(Collected data)
— START —
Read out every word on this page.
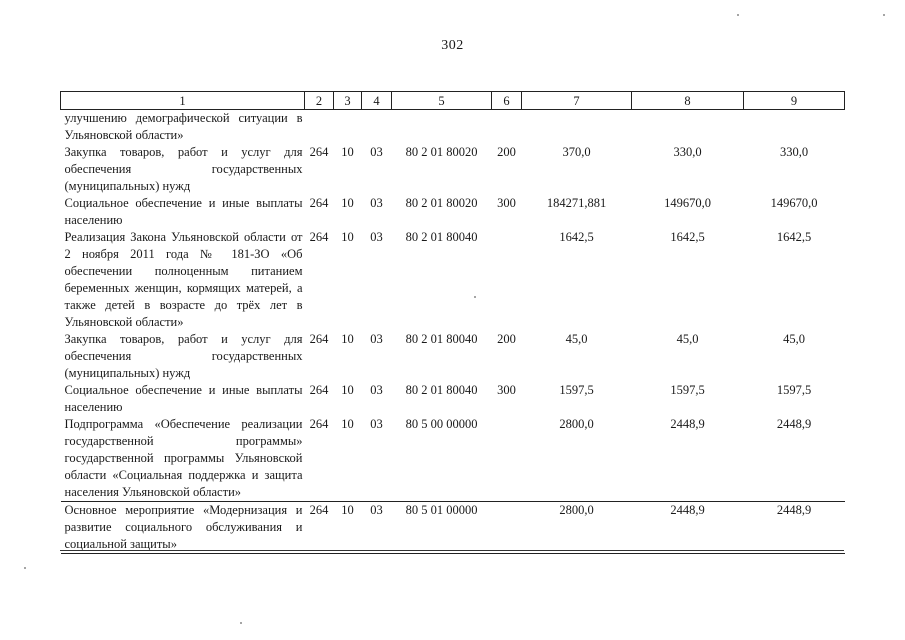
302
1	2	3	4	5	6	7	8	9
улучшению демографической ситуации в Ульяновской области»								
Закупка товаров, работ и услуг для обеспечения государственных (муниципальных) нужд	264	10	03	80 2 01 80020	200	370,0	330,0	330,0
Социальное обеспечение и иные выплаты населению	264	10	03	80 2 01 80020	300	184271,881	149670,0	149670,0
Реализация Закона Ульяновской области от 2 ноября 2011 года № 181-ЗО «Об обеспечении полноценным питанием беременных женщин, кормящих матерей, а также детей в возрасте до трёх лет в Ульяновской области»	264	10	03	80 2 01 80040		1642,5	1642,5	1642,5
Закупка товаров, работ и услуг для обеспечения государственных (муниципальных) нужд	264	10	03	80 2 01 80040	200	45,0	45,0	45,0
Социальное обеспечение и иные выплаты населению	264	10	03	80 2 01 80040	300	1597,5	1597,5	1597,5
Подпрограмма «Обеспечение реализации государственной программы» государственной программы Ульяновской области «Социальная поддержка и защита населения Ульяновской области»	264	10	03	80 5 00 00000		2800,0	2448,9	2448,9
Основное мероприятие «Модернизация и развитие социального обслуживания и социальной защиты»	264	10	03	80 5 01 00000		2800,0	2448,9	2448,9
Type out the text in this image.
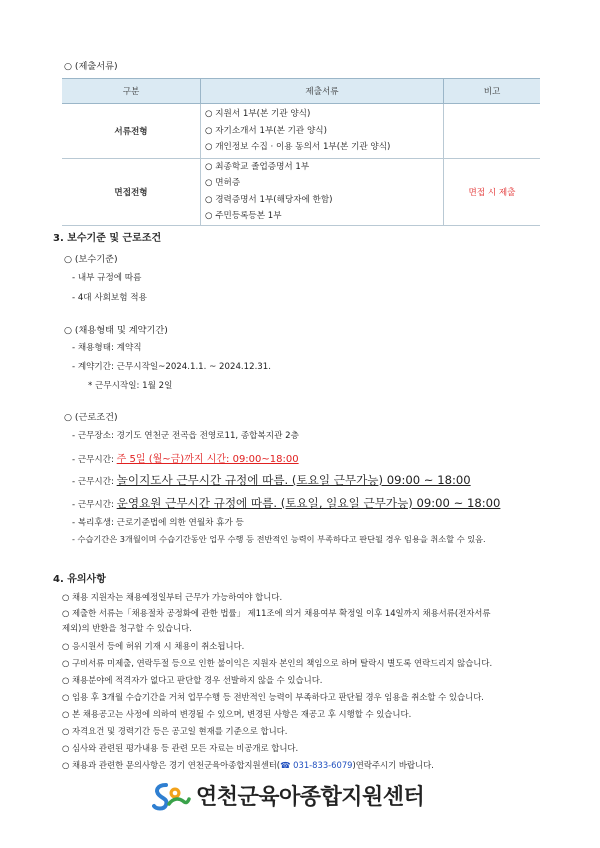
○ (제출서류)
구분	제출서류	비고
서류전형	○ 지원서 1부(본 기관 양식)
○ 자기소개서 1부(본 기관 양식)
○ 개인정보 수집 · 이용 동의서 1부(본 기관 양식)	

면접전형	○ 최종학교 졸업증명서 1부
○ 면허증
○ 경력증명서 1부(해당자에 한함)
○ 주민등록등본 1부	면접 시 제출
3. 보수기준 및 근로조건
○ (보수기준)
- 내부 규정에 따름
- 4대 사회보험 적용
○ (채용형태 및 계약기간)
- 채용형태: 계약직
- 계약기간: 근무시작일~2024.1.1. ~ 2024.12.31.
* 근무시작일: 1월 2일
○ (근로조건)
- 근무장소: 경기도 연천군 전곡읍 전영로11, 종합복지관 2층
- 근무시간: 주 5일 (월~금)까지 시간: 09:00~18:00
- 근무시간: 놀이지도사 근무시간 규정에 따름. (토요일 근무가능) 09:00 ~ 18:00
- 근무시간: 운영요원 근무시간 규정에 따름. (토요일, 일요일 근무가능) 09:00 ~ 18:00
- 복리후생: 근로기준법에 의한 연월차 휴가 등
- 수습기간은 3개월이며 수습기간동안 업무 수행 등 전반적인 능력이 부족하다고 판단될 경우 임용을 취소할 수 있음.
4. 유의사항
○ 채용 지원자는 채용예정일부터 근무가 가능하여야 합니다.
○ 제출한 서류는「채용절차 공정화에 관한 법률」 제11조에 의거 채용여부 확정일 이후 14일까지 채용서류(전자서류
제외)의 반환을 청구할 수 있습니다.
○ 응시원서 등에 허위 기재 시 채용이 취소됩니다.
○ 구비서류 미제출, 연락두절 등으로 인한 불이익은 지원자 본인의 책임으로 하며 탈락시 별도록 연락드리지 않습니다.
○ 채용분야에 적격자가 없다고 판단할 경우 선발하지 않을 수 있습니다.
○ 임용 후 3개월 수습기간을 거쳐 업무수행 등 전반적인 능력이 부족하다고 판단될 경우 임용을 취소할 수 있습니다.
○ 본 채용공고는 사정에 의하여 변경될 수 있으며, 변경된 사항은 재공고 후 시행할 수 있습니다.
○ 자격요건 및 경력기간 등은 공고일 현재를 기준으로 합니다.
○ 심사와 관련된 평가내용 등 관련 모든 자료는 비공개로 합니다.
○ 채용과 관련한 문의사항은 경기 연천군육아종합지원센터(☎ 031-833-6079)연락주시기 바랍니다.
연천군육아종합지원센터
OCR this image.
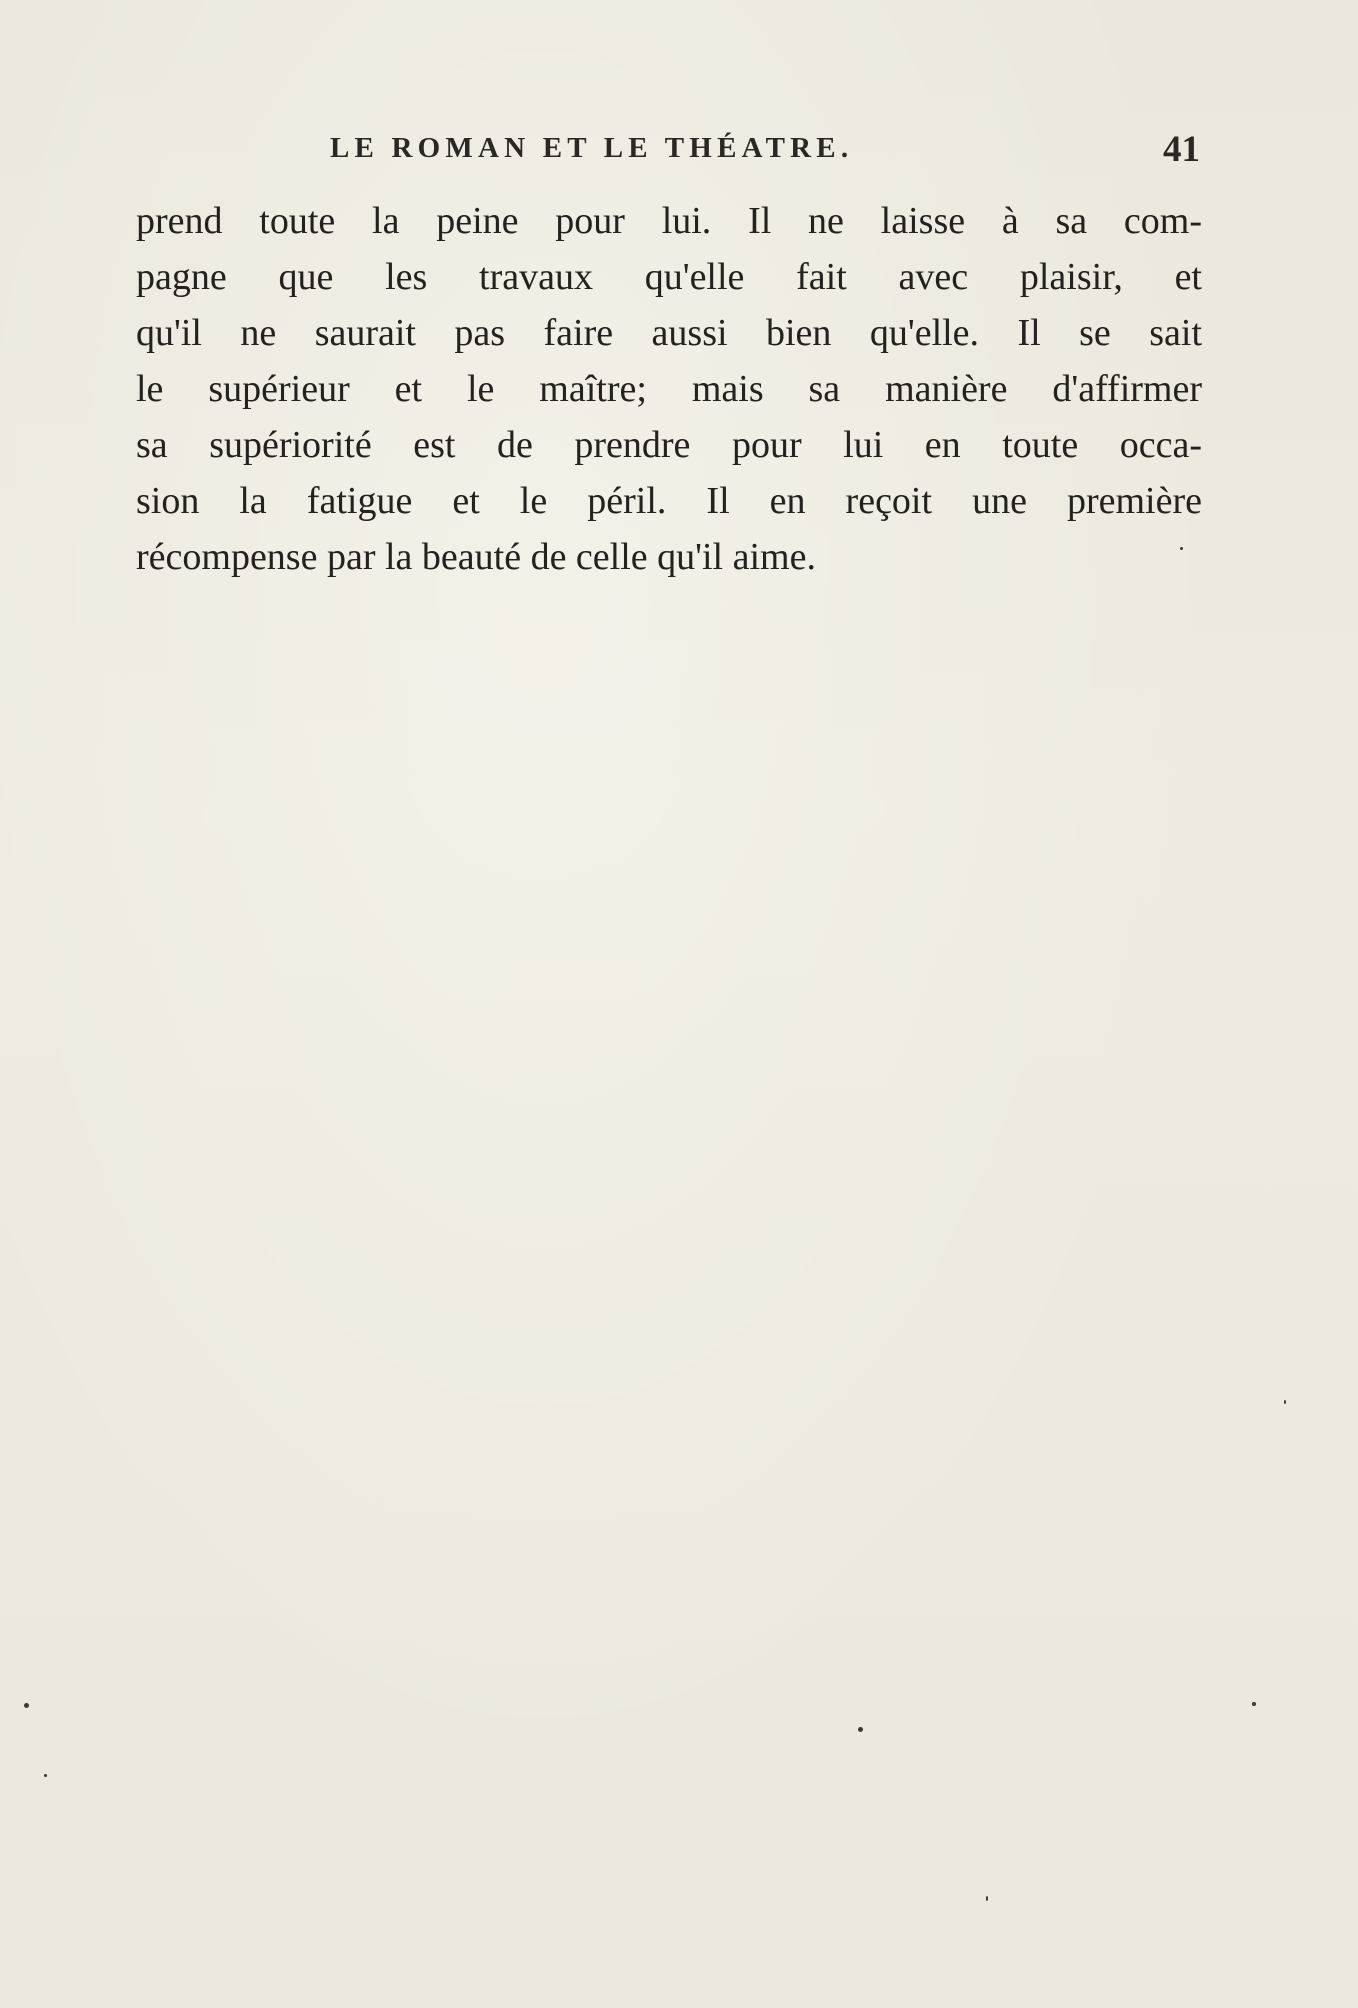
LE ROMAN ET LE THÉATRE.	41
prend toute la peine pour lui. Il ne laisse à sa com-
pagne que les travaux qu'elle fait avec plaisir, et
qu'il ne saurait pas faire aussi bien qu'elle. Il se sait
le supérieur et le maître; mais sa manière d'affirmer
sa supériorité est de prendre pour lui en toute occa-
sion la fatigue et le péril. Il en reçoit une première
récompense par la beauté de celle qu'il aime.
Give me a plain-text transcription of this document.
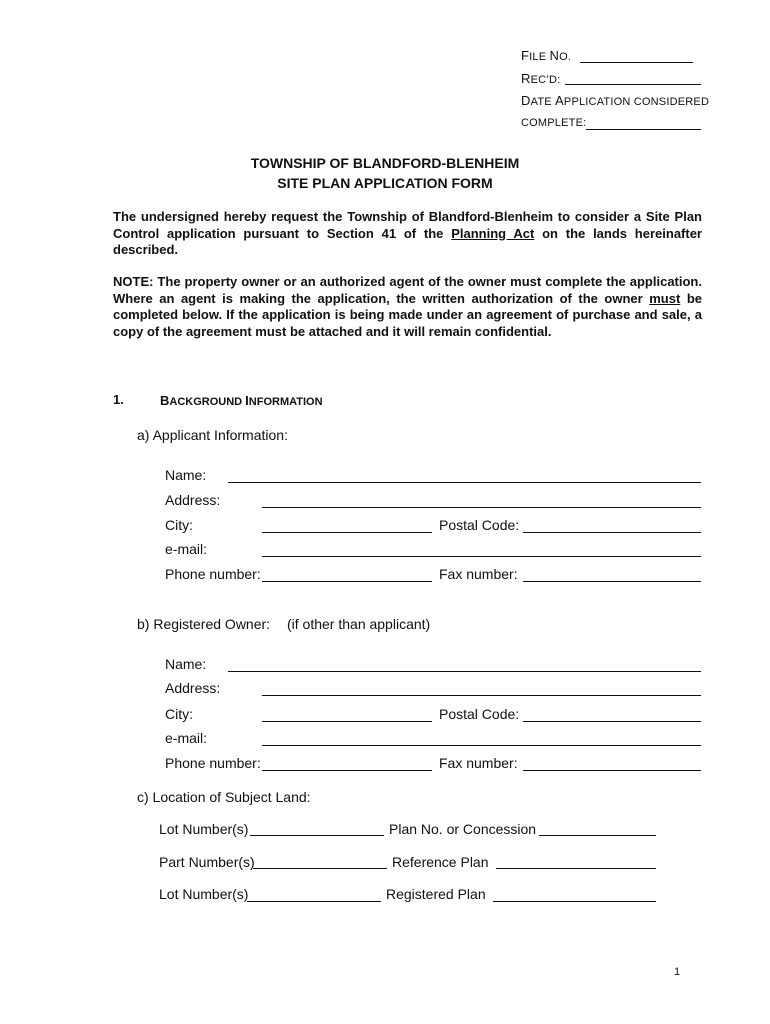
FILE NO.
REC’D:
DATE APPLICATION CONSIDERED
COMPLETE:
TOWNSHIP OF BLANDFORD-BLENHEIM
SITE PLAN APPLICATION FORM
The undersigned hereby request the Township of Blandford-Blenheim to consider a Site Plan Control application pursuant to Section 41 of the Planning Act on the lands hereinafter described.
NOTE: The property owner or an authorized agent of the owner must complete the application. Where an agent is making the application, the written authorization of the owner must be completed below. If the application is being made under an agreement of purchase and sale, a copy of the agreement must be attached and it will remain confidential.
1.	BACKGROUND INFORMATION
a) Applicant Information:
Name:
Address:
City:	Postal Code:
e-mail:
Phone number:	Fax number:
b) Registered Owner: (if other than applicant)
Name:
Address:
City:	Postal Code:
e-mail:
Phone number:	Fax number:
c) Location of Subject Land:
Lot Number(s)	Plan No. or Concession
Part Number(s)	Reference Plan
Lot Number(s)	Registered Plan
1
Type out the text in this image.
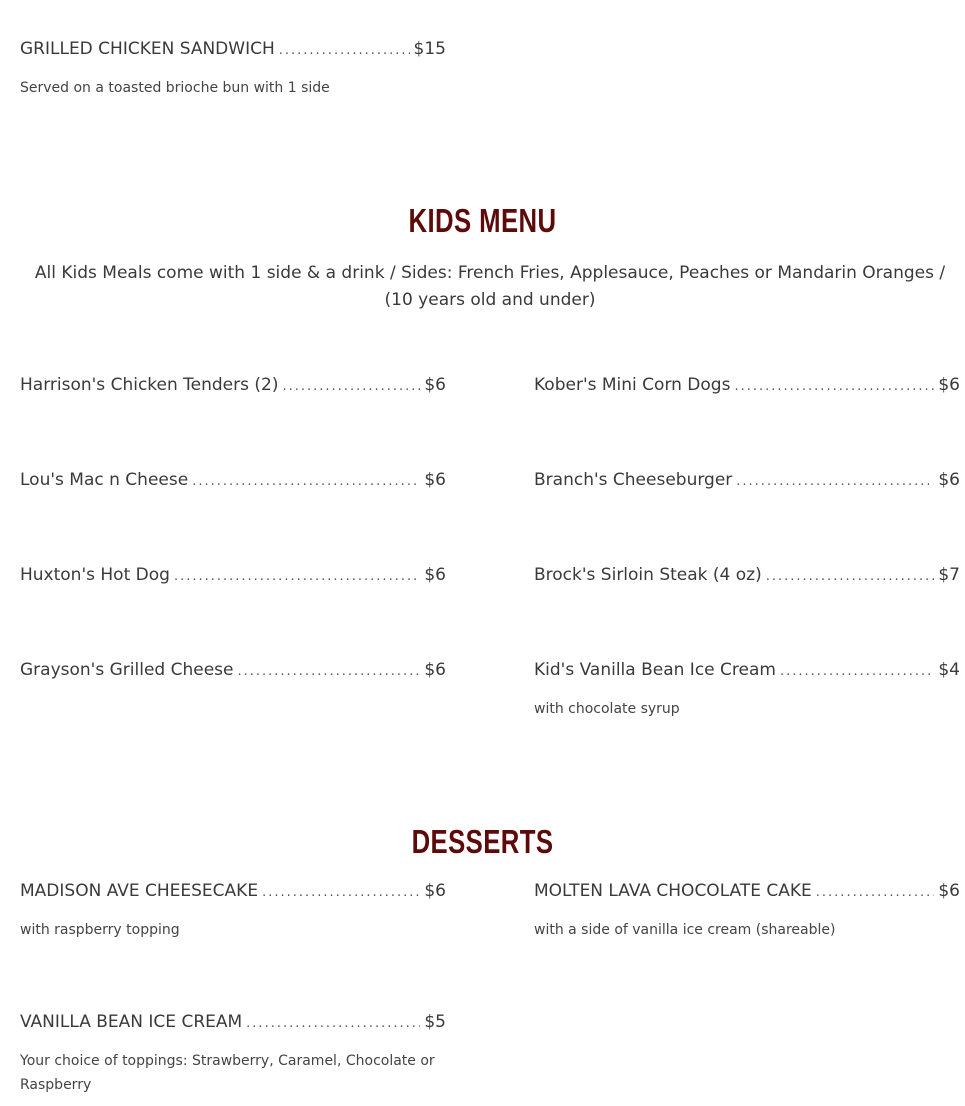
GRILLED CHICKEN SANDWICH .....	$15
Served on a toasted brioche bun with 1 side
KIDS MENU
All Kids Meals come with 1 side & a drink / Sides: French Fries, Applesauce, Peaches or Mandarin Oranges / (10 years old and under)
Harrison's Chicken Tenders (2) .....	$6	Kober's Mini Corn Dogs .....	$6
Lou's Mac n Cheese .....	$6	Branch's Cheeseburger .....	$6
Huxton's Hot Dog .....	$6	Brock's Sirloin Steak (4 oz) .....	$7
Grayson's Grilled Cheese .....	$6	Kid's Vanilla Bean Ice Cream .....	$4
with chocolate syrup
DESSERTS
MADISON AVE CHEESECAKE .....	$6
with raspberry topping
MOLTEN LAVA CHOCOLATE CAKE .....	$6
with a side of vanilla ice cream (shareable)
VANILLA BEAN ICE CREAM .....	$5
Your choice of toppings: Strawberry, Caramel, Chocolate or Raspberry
— END —
§ **What the task asks**: Pull out every line holding "Registered" from the records above, and copy it.

§ **Output for this task**:
b) Registered Owner: (if other than applicant)
Lot Number(s)	Registered Plan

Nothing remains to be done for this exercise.